• EXERCISE PROMPT
Every record below should be transcribed exactly. Omit the images.

┄┄┄┄┄┄┄┄┄┄┄┄┄┄┄┄┄┄┄┄

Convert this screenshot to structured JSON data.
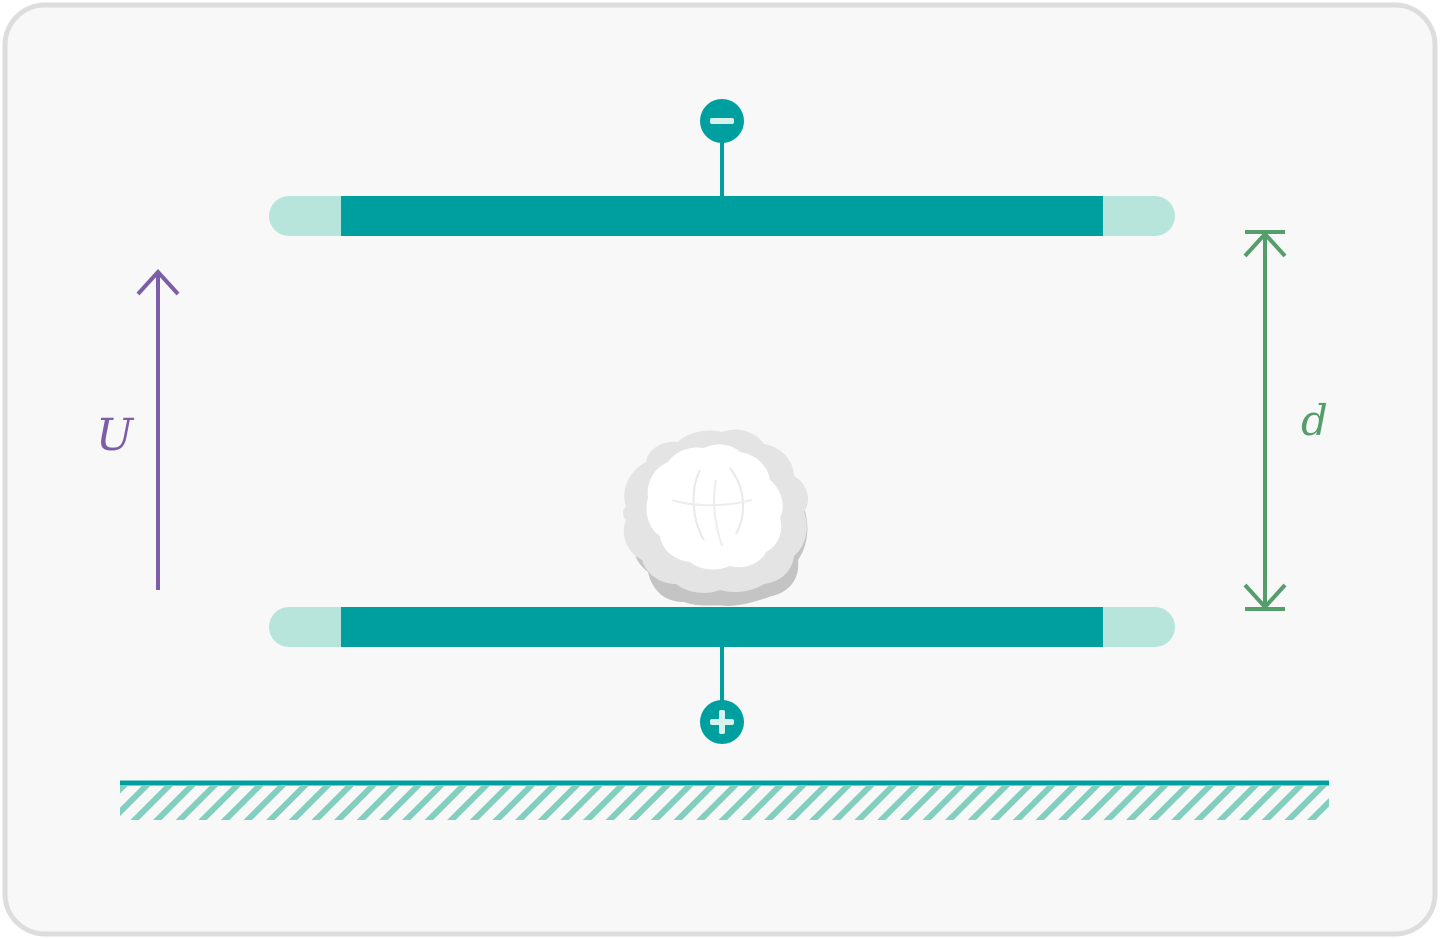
{
  "labels": {
    "voltage": "U",
    "distance": "d"
  },
  "terminals": {
    "top_sign": "negative",
    "bottom_sign": "positive"
  },
  "icons": {
    "top_terminal": "minus-terminal-icon",
    "bottom_terminal": "plus-terminal-icon",
    "particle": "dust-particle-icon",
    "ground": "ground-hatch-icon"
  },
  "colors": {
    "frame_border": "#dddddd",
    "frame_fill": "#f8f8f8",
    "plate_core": "#009f9f",
    "plate_end": "#b7e5db",
    "terminal_sign": "#d6f2ec",
    "voltage_arrow": "#7b5ea7",
    "distance_arrow": "#559e6b",
    "ground_line": "#009f9f",
    "ground_hatch": "#83cfbf",
    "particle_light": "#ffffff",
    "particle_mid": "#e4e4e4",
    "particle_shadow": "#c4c4c4"
  }
}
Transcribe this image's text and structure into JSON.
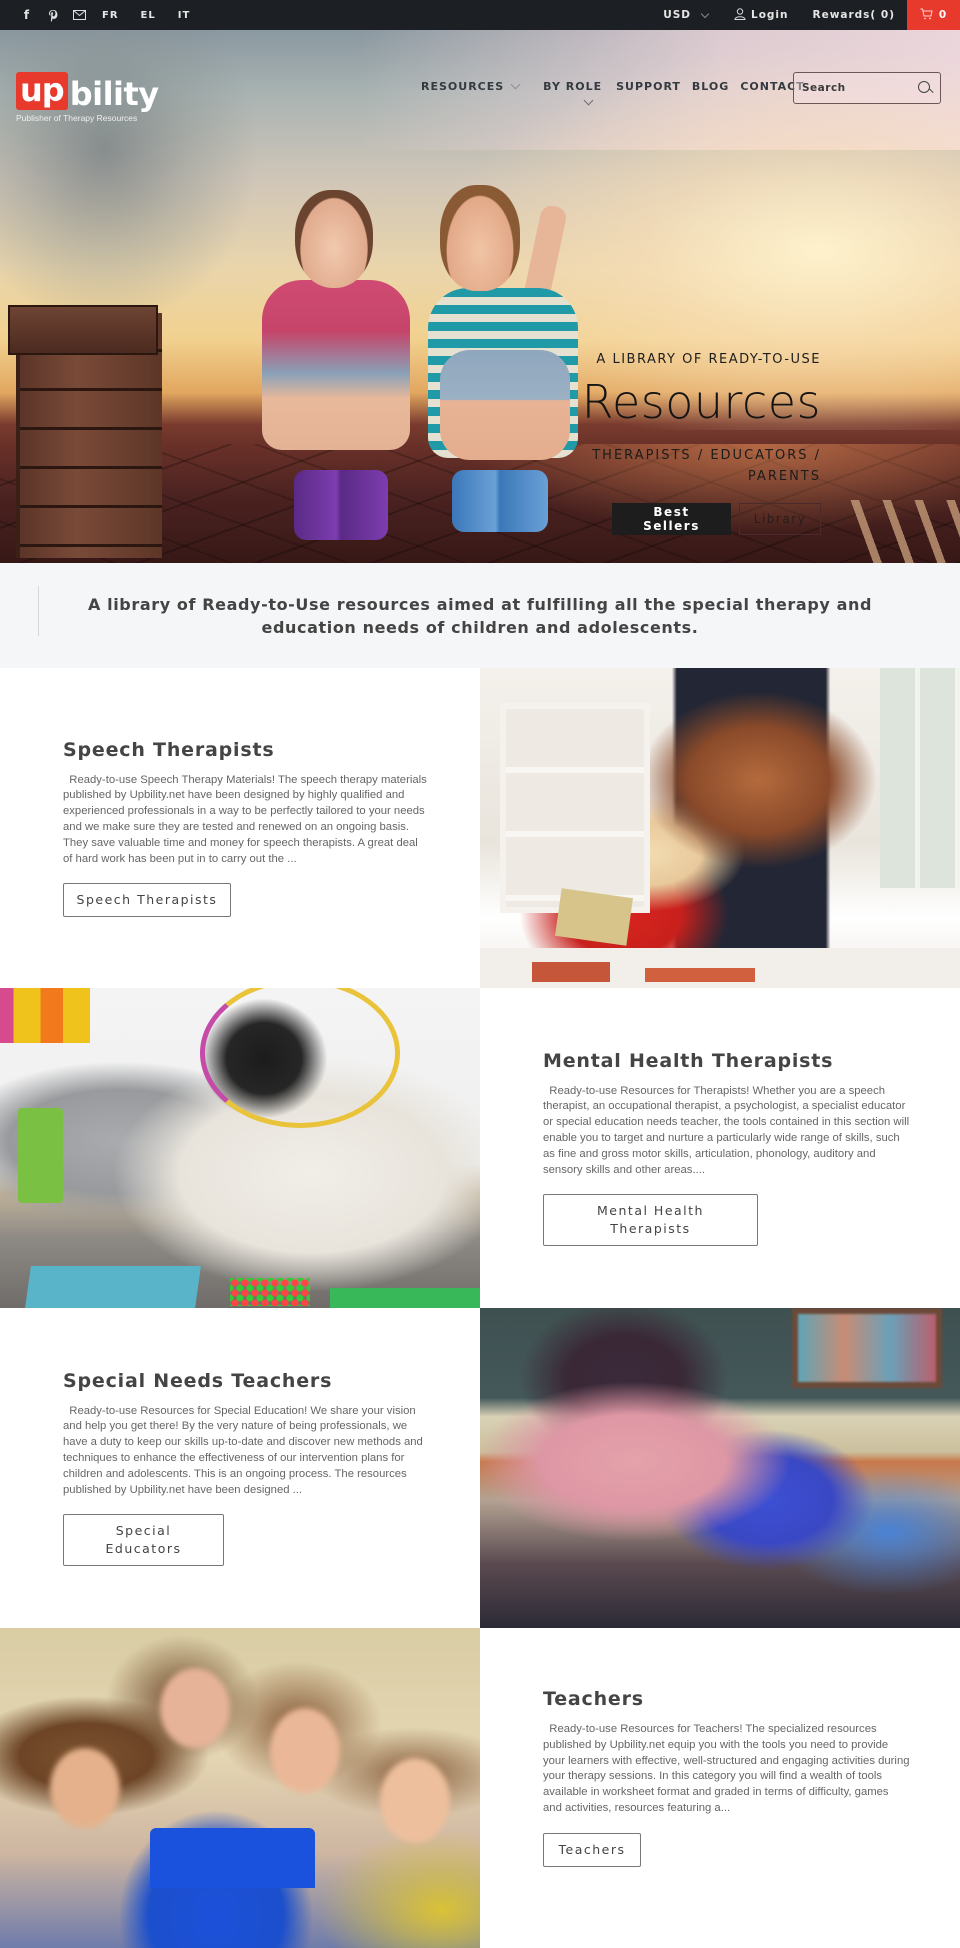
{
  "topbar": {
    "social": [
      {
        "icon": "facebook-icon",
        "glyph": "f"
      },
      {
        "icon": "pinterest-icon",
        "glyph": "P"
      },
      {
        "icon": "email-icon",
        "glyph": "✉"
      }
    ],
    "languages": [
      "FR",
      "EL",
      "IT"
    ],
    "currency": "USD",
    "login_label": "Login",
    "rewards_label": "Rewards( 0)",
    "cart_count": "0",
    "cart_color": "#e8392d"
  },
  "header": {
    "logo_up": "up",
    "logo_bility": "bility",
    "logo_tagline": "Publisher of Therapy Resources",
    "nav": [
      {
        "label": "RESOURCES",
        "has_dropdown": true
      },
      {
        "label": "BY ROLE",
        "has_dropdown": true
      },
      {
        "label": "SUPPORT",
        "has_dropdown": false
      },
      {
        "label": "BLOG",
        "has_dropdown": false
      },
      {
        "label": "CONTACT",
        "has_dropdown": false
      }
    ],
    "search_placeholder": "Search",
    "search_value": ""
  },
  "hero": {
    "subtitle": "A LIBRARY OF READY-TO-USE",
    "title": "Resources",
    "roles": "THERAPISTS / EDUCATORS / PARENTS",
    "buttons": [
      {
        "label": "Best Sellers",
        "style": "dark"
      },
      {
        "label": "Library",
        "style": "outline"
      }
    ]
  },
  "intro": {
    "text": "A library of Ready-to-Use resources aimed at fulfilling all the special therapy and education needs of children and adolescents."
  },
  "sections": [
    {
      "title": "Speech Therapists",
      "text": "Ready-to-use Speech Therapy Materials! The speech therapy materials published by Upbility.net have been designed by highly qualified and experienced professionals in a way to be perfectly tailored to your needs and we make sure they are tested and renewed on an ongoing basis.  They save valuable time and money for speech therapists. A great deal of hard work has been put in to carry out the ...",
      "button": "Speech Therapists",
      "image": "therapist-with-child-photo"
    },
    {
      "title": "Mental Health Therapists",
      "text": "Ready-to-use Resources for Therapists! Whether you are a speech therapist, an occupational therapist, a psychologist, a specialist educator or special education needs teacher, the tools contained in this section will enable you to target and nurture a particularly wide range of skills, such as fine and gross motor skills, articulation, phonology, auditory and sensory skills and other areas....",
      "button": "Mental Health Therapists",
      "image": "therapist-on-floor-with-boy-photo"
    },
    {
      "title": "Special Needs Teachers",
      "text": "Ready-to-use Resources for Special Education! We share your vision and help you get there! By the very nature of being professionals, we have a duty to keep our skills up-to-date and discover new methods and techniques to enhance the effectiveness of our intervention plans for children and adolescents. This is an ongoing process. The resources published by Upbility.net have been designed ...",
      "button": "Special Educators",
      "image": "teacher-with-student-classroom-photo"
    },
    {
      "title": "Teachers",
      "text": "Ready-to-use Resources for Teachers! The specialized resources published by Upbility.net equip you with the tools you need to provide your learners with effective, well-structured and engaging activities during your therapy sessions. In this category you will find a wealth of tools available in worksheet format and graded in terms of difficulty, games and activities, resources featuring a...",
      "button": "Teachers",
      "image": "teacher-with-children-laptop-photo"
    }
  ]
}
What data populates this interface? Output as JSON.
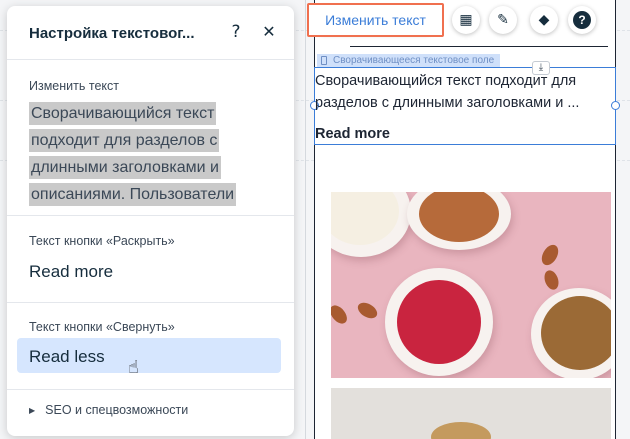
{
  "panel": {
    "title": "Настройка текстовог...",
    "help_label": "?",
    "close_label": "✕",
    "edit_text": {
      "label": "Изменить текст",
      "value": "Сворачивающийся текст подходит для разделов с длинными заголовками и описаниями. Пользователи"
    },
    "expand_button": {
      "label": "Текст кнопки «Раскрыть»",
      "value": "Read more"
    },
    "collapse_button": {
      "label": "Текст кнопки «Свернуть»",
      "value": "Read less"
    },
    "seo": {
      "label": "SEO и спецвозможности"
    }
  },
  "toolbar": {
    "edit_text_label": "Изменить текст",
    "help_label": "?"
  },
  "canvas": {
    "element_tag": "Сворачивающееся текстовое поле",
    "body_line1": "Сворачивающийся текст подходит для",
    "body_line2": "разделов с длинными заголовками и ...",
    "read_more": "Read more"
  },
  "colors": {
    "accent": "#3b7dd8",
    "highlight_border": "#f0704f",
    "input_highlight": "#d6e6fe",
    "photo_bg": "#e9b5bf"
  },
  "icons": [
    "question-icon",
    "close-icon",
    "layout-icon",
    "brush-icon",
    "animation-icon",
    "help-icon",
    "anchor-icon",
    "pointer-hand-icon",
    "expand-triangle-icon"
  ]
}
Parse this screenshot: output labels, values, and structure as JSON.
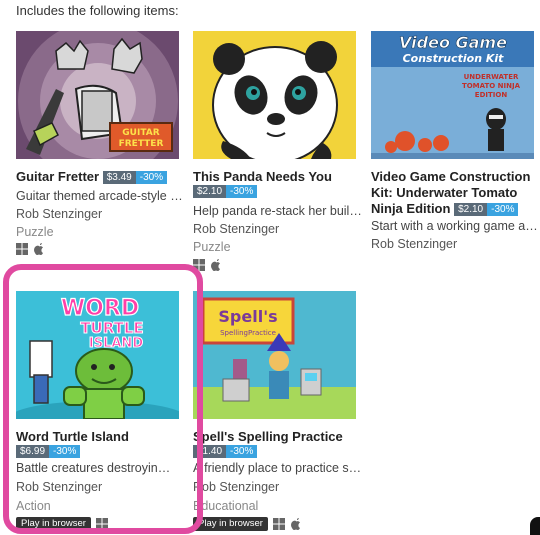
{
  "header": {
    "text": "Includes the following items:"
  },
  "games": [
    {
      "title": "Guitar Fretter",
      "price": "$3.49",
      "discount": "-30%",
      "description": "Guitar themed arcade-style a...",
      "author": "Rob Stenzinger",
      "genre": "Puzzle",
      "platforms": [
        "windows-icon",
        "apple-icon"
      ]
    },
    {
      "title": "This Panda Needs You",
      "price": "$2.10",
      "discount": "-30%",
      "description": "Help panda re-stack her build...",
      "author": "Rob Stenzinger",
      "genre": "Puzzle",
      "platforms": [
        "windows-icon",
        "apple-icon"
      ]
    },
    {
      "title": "Video Game Construction Kit: Underwater Tomato Ninja Edition",
      "price": "$2.10",
      "discount": "-30%",
      "description": "Start with a working game an...",
      "author": "Rob Stenzinger",
      "cover_title": "Video Game",
      "cover_subtitle": "Construction Kit",
      "cover_edition": [
        "UNDERWATER",
        "TOMATO NINJA",
        "EDITION"
      ]
    },
    {
      "title": "Word Turtle Island",
      "price": "$6.99",
      "discount": "-30%",
      "description": "Battle creatures destroying t...",
      "author": "Rob Stenzinger",
      "genre": "Action",
      "play_label": "Play in browser",
      "platforms": [
        "windows-icon"
      ],
      "cover_lines": [
        "WORD",
        "TURTLE",
        "ISLAND"
      ]
    },
    {
      "title": "Spell's Spelling Practice",
      "price": "$1.40",
      "discount": "-30%",
      "description": "A friendly place to practice sp...",
      "author": "Rob Stenzinger",
      "genre": "Educational",
      "play_label": "Play in browser",
      "platforms": [
        "windows-icon",
        "apple-icon"
      ],
      "cover_title": "Spell's",
      "cover_subtitle": "SpellingPractice"
    }
  ],
  "colors": {
    "highlight": "#e04aa0",
    "discount_badge": "#3aa3e0",
    "price_badge": "#5a6a78"
  }
}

┄┄┄┄┄┄┄┄┄┄┄┄┄┄┄┄┄┄┄┄

• SOLUTION TO THE PROBLEM
Convert this screenshot to structured JSON data.
{
  "labels": {
    "voltage": "U",
    "distance": "d"
  },
  "terminals": {
    "top_sign": "negative",
    "bottom_sign": "positive"
  },
  "icons": {
    "top_terminal": "minus-terminal-icon",
    "bottom_terminal": "plus-terminal-icon",
    "particle": "dust-particle-icon",
    "ground": "ground-hatch-icon"
  },
  "colors": {
    "frame_border": "#dddddd",
    "frame_fill": "#f8f8f8",
    "plate_core": "#009f9f",
    "plate_end": "#b7e5db",
    "terminal_sign": "#d6f2ec",
    "voltage_arrow": "#7b5ea7",
    "distance_arrow": "#559e6b",
    "ground_line": "#009f9f",
    "ground_hatch": "#83cfbf",
    "particle_light": "#ffffff",
    "particle_mid": "#e4e4e4",
    "particle_shadow": "#c4c4c4"
  }
}
Transcribe this image's text and structure into JSON.
{
  "topbar": {
    "social": [
      {
        "icon": "facebook-icon",
        "glyph": "f"
      },
      {
        "icon": "pinterest-icon",
        "glyph": "P"
      },
      {
        "icon": "email-icon",
        "glyph": "✉"
      }
    ],
    "languages": [
      "FR",
      "EL",
      "IT"
    ],
    "currency": "USD",
    "login_label": "Login",
    "rewards_label": "Rewards( 0)",
    "cart_count": "0",
    "cart_color": "#e8392d"
  },
  "header": {
    "logo_up": "up",
    "logo_bility": "bility",
    "logo_tagline": "Publisher of Therapy Resources",
    "nav": [
      {
        "label": "RESOURCES",
        "has_dropdown": true
      },
      {
        "label": "BY ROLE",
        "has_dropdown": true
      },
      {
        "label": "SUPPORT",
        "has_dropdown": false
      },
      {
        "label": "BLOG",
        "has_dropdown": false
      },
      {
        "label": "CONTACT",
        "has_dropdown": false
      }
    ],
    "search_placeholder": "Search",
    "search_value": ""
  },
  "hero": {
    "subtitle": "A LIBRARY OF READY-TO-USE",
    "title": "Resources",
    "roles": "THERAPISTS / EDUCATORS / PARENTS",
    "buttons": [
      {
        "label": "Best Sellers",
        "style": "dark"
      },
      {
        "label": "Library",
        "style": "outline"
      }
    ]
  },
  "intro": {
    "text": "A library of Ready-to-Use resources aimed at fulfilling all the special therapy and education needs of children and adolescents."
  },
  "sections": [
    {
      "title": "Speech Therapists",
      "text": "Ready-to-use Speech Therapy Materials! The speech therapy materials published by Upbility.net have been designed by highly qualified and experienced professionals in a way to be perfectly tailored to your needs and we make sure they are tested and renewed on an ongoing basis.  They save valuable time and money for speech therapists. A great deal of hard work has been put in to carry out the ...",
      "button": "Speech Therapists",
      "image": "therapist-with-child-photo"
    },
    {
      "title": "Mental Health Therapists",
      "text": "Ready-to-use Resources for Therapists! Whether you are a speech therapist, an occupational therapist, a psychologist, a specialist educator or special education needs teacher, the tools contained in this section will enable you to target and nurture a particularly wide range of skills, such as fine and gross motor skills, articulation, phonology, auditory and sensory skills and other areas....",
      "button": "Mental Health Therapists",
      "image": "therapist-on-floor-with-boy-photo"
    },
    {
      "title": "Special Needs Teachers",
      "text": "Ready-to-use Resources for Special Education! We share your vision and help you get there! By the very nature of being professionals, we have a duty to keep our skills up-to-date and discover new methods and techniques to enhance the effectiveness of our intervention plans for children and adolescents. This is an ongoing process. The resources published by Upbility.net have been designed ...",
      "button": "Special Educators",
      "image": "teacher-with-student-classroom-photo"
    },
    {
      "title": "Teachers",
      "text": "Ready-to-use Resources for Teachers! The specialized resources published by Upbility.net equip you with the tools you need to provide your learners with effective, well-structured and engaging activities during your therapy sessions. In this category you will find a wealth of tools available in worksheet format and graded in terms of difficulty, games and activities, resources featuring a...",
      "button": "Teachers",
      "image": "teacher-with-children-laptop-photo"
    }
  ]
}
What data populates this interface? Output as JSON.
{
  "panel": {
    "title": "Настройка текстовог...",
    "help_label": "?",
    "close_label": "✕",
    "edit_text": {
      "label": "Изменить текст",
      "value": "Сворачивающийся текст подходит для разделов с длинными заголовками и описаниями. Пользователи"
    },
    "expand_button": {
      "label": "Текст кнопки «Раскрыть»",
      "value": "Read more"
    },
    "collapse_button": {
      "label": "Текст кнопки «Свернуть»",
      "value": "Read less"
    },
    "seo": {
      "label": "SEO и спецвозможности"
    }
  },
  "toolbar": {
    "edit_text_label": "Изменить текст",
    "help_label": "?"
  },
  "canvas": {
    "element_tag": "Сворачивающееся текстовое поле",
    "body_line1": "Сворачивающийся текст подходит для",
    "body_line2": "разделов с длинными заголовками и ...",
    "read_more": "Read more"
  },
  "colors": {
    "accent": "#3b7dd8",
    "highlight_border": "#f0704f",
    "input_highlight": "#d6e6fe",
    "photo_bg": "#e9b5bf"
  },
  "icons": [
    "question-icon",
    "close-icon",
    "layout-icon",
    "brush-icon",
    "animation-icon",
    "help-icon",
    "anchor-icon",
    "pointer-hand-icon",
    "expand-triangle-icon"
  ]
}
Parse this screenshot: output labels, values, and structure as JSON.
{
  "header": {
    "text": "Includes the following items:"
  },
  "games": [
    {
      "title": "Guitar Fretter",
      "price": "$3.49",
      "discount": "-30%",
      "description": "Guitar themed arcade-style a...",
      "author": "Rob Stenzinger",
      "genre": "Puzzle",
      "platforms": [
        "windows-icon",
        "apple-icon"
      ]
    },
    {
      "title": "This Panda Needs You",
      "price": "$2.10",
      "discount": "-30%",
      "description": "Help panda re-stack her build...",
      "author": "Rob Stenzinger",
      "genre": "Puzzle",
      "platforms": [
        "windows-icon",
        "apple-icon"
      ]
    },
    {
      "title": "Video Game Construction Kit: Underwater Tomato Ninja Edition",
      "price": "$2.10",
      "discount": "-30%",
      "description": "Start with a working game an...",
      "author": "Rob Stenzinger",
      "cover_title": "Video Game",
      "cover_subtitle": "Construction Kit",
      "cover_edition": [
        "UNDERWATER",
        "TOMATO NINJA",
        "EDITION"
      ]
    },
    {
      "title": "Word Turtle Island",
      "price": "$6.99",
      "discount": "-30%",
      "description": "Battle creatures destroying t...",
      "author": "Rob Stenzinger",
      "genre": "Action",
      "play_label": "Play in browser",
      "platforms": [
        "windows-icon"
      ],
      "cover_lines": [
        "WORD",
        "TURTLE",
        "ISLAND"
      ]
    },
    {
      "title": "Spell's Spelling Practice",
      "price": "$1.40",
      "discount": "-30%",
      "description": "A friendly place to practice sp...",
      "author": "Rob Stenzinger",
      "genre": "Educational",
      "play_label": "Play in browser",
      "platforms": [
        "windows-icon",
        "apple-icon"
      ],
      "cover_title": "Spell's",
      "cover_subtitle": "SpellingPractice"
    }
  ],
  "colors": {
    "highlight": "#e04aa0",
    "discount_badge": "#3aa3e0",
    "price_badge": "#5a6a78"
  }
}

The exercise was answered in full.